» DIRECTIONS
Repeat each record below exactly, dropping the pictures.

[Data entries]
********

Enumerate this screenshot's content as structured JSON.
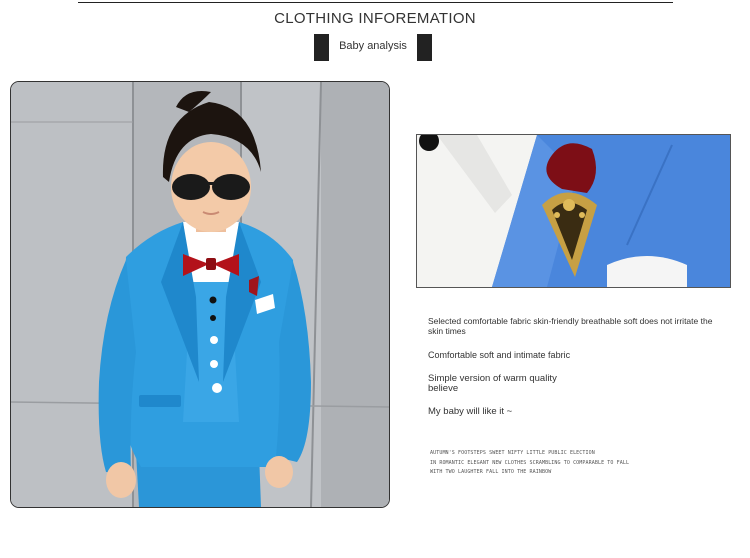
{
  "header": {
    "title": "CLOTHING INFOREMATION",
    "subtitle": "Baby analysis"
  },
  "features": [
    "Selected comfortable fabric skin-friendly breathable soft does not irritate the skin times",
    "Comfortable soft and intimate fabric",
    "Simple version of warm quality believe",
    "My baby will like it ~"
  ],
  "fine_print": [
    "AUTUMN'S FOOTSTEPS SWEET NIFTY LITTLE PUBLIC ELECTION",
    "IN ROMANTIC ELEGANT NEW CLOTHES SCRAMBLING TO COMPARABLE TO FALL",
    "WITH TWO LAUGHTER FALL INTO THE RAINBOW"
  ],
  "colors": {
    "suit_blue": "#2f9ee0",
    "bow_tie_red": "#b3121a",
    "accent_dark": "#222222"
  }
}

********

» RESULT
Enumerate this screenshot's content as structured JSON.
{
  "header": {
    "title": "CLOTHING INFOREMATION",
    "subtitle": "Baby analysis"
  },
  "features": [
    "Selected comfortable fabric skin-friendly breathable soft does not irritate the skin times",
    "Comfortable soft and intimate fabric",
    "Simple version of warm quality believe",
    "My baby will like it ~"
  ],
  "fine_print": [
    "AUTUMN'S FOOTSTEPS SWEET NIFTY LITTLE PUBLIC ELECTION",
    "IN ROMANTIC ELEGANT NEW CLOTHES SCRAMBLING TO COMPARABLE TO FALL",
    "WITH TWO LAUGHTER FALL INTO THE RAINBOW"
  ],
  "colors": {
    "suit_blue": "#2f9ee0",
    "bow_tie_red": "#b3121a",
    "accent_dark": "#222222"
  }
}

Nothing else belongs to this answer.